- _TUGAS A_
Masukkan baris-baris daftar ke dalam sebuah list JSON berisi string, satu string untuk setiap baris dan tanpa baris kosong. Ambil baris-baris itu mulai dari awal daftar sampai baris yang memuat "412, 516, 428]", kedua ujungnya ikut disertakan.

- _KUTIPAN_
════════════════

Ibrahim berkata: "Maka apakah kamu telah memperhatikan apa yang selalu
kamu sembah. Kamu dan nenek moyang kamu yang dahulu?. Karena sesungguhnya apa
yang kamu sembah itu adalah musuhku, kecuali Tuhan Semesta Alam”. (QS.
Asy-Syu’araa, 26:69-77)
Dalam
potongan kisah percakapan antara Nabiyullah Ibrahim as. dengan kaumnya ini,
Allah swt. mengabadikan bagaimana cara Nabi Ibrahim berdakwah di tengah-tengah
kaumnya, ketika ia mengajak kaumnya untuk menyembah Allah swt. dengan
menggunakan dialog sederhana namun memiliki nas yang mendalam.
Jika
kita memperhatikan potongan ayat diatas, setidaknya ada dua bagian penting yang
bisa kita renungi untuk jadi bahan pelajaran berharga, pertama; bagian dimana
Nabi Ibrahim as. bertanya dengan kritis tentang hakikat berhala yang kaumnya
sembah dan jawaban kaumnya. Kedua; bagian dimana Ia meruntuhkan argumentasi
kaumnya dengan jawaban yang sangat cerdas.
Untuk
bagian pertama; yakni dari ayat 69-71 Allah swt menunjukan kelugasan Nabi
Ibrahim as ketika bertanya kepada kaumnya, "Apakah yang kamu sembah?”.

════════════════

[Entri elemen beranotasi]

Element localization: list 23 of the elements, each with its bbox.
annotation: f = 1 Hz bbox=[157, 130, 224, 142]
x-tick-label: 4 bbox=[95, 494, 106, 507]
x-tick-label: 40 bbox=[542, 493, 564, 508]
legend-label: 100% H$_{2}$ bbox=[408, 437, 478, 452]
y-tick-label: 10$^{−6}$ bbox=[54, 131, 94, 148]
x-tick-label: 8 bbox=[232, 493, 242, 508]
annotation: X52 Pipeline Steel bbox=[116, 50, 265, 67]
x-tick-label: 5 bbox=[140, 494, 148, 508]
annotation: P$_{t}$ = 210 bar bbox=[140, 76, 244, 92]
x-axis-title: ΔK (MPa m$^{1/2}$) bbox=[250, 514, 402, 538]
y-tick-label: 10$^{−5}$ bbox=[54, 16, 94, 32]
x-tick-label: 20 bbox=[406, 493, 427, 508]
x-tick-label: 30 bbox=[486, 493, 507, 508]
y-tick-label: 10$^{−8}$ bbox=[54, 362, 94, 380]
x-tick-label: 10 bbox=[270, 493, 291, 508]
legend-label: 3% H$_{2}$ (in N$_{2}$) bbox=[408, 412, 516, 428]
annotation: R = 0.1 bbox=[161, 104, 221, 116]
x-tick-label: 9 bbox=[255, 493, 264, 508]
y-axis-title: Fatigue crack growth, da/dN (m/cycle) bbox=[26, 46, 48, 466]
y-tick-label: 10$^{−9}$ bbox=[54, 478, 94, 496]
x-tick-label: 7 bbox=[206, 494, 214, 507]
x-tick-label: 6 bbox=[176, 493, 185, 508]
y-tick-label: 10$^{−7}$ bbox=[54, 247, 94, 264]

════════════════

- _TUGAS B_
Lanjutkan kutipan tentang dakwah Nabi Ibrahim kepada kaumnya setelah kalimat terakhir yang tercantum.

- _JAWABAN TUGAS A_
[
  "Element localization: list 23 of the elements, each with its bbox.",
  "annotation: f = 1 Hz bbox=[157, 130, 224, 142]",
  "x-tick-label: 4 bbox=[95, 494, 106, 507]",
  "x-tick-label: 40 bbox=[542, 493, 564, 508]",
  "legend-label: 100% H$_{2}$ bbox=[408, 437, 478, 452]",
  "y-tick-label: 10$^{−6}$ bbox=[54, 131, 94, 148]",
  "x-tick-label: 8 bbox=[232, 493, 242, 508]",
  "annotation: X52 Pipeline Steel bbox=[116, 50, 265, 67]",
  "x-tick-label: 5 bbox=[140, 494, 148, 508]",
  "annotation: P$_{t}$ = 210 bar bbox=[140, 76, 244, 92]",
  "x-axis-title: ΔK (MPa m$^{1/2}$) bbox=[250, 514, 402, 538]",
  "y-tick-label: 10$^{−5}$ bbox=[54, 16, 94, 32]",
  "x-tick-label: 20 bbox=[406, 493, 427, 508]",
  "x-tick-label: 30 bbox=[486, 493, 507, 508]",
  "y-tick-label: 10$^{−8}$ bbox=[54, 362, 94, 380]",
  "x-tick-label: 10 bbox=[270, 493, 291, 508]",
  "legend-label: 3% H$_{2}$ (in N$_{2}$) bbox=[408, 412, 516, 428]"
]

- _JAWABAN TUGAS B_
Ia bertanya kepada kaumnya tentang bentuk sesembahan mereka tentu bukan karena
ia tidak melihatnya. Ia melihat bentuk sesembahan mereka, dan tahu apa itu,
yaitu patung dan berhala. Ia bertanya kepada kaumnya tentang bentuk sesembahan
mereka karena ingin membangun percakapannya dengan argumentasi yang lengkap. Ia
tidak ingin langsung menyimpulkan hanya dari apa yang ia lihat, ia ingin
benar-benar memastikan bahwa apa yang ia lihat dari perilaku kaumnya menyembah
berhala adalah perilaku mereka yang didasari dengan kesadaran penuh.
Dan
jawaban kaumnya pun membenarkan apa yang ia lihat, bahkan lebih dari sekedar
menjawab "Kami menyembah berhala-berhala”, mereka menambahkan “dan
kami senantiasa tekun menyembahnya" seakan mereka ingin menunjukkan
keyakinan dan kebanggaan penuh atas kebenaran yang mereka sembah, padahal
hakikatnya adalah sebaliknya. Ditambah keteguhan mereka akan menyembah
berhala-berhala tersebut, orang biasa yang tidak memiliki keimanan kepada yang
gaib, pasti akan percaya dan membenarkan jawaban tersebut.
Berbeda
dengan reaksi berikutnya dari Nabi Ibrahim as. atas jawaban kaumnya, yang Allah
swt. kisahkan di bagian kedua; ayat
72-79, dimana ia menolak jawaban kaumnya tersebut dengan memberikan pertanyaan
susulan "Apakah berhala-berhala itu mendengar (doa)mu sewaktu kamu
berdoa (kepadanya)?. Atau (dapatkah) mereka memberi manfaat kepadamu atau
memberi mudharat?”
Ia
tahu bahwa berhala ini tidaklah mampu mendengar dan menjawab doa-doa kaumnya,
apalagi memberi mereka manfaat dan menghindarkan mereka dari marabahaya. Ia
bertanya dengan nash seperti ini ia ingin memberi isyarat akan kedangkalan
logika berfikir kaumnya, dengan menafikan kemampuan ketuhanan yang dipercaya
dimiliki oleh berhala-berhala tersebut, yaitu memenuhi kebutuhan-kebutuhan
utama kaumnya berupa didengarnya dan dipenuhinya doa mereka dengan diberikannya
kepada mereka sebuah manfaat atau dihindarkannya mereka dari marabahaya dalam
pertanyaannya ini.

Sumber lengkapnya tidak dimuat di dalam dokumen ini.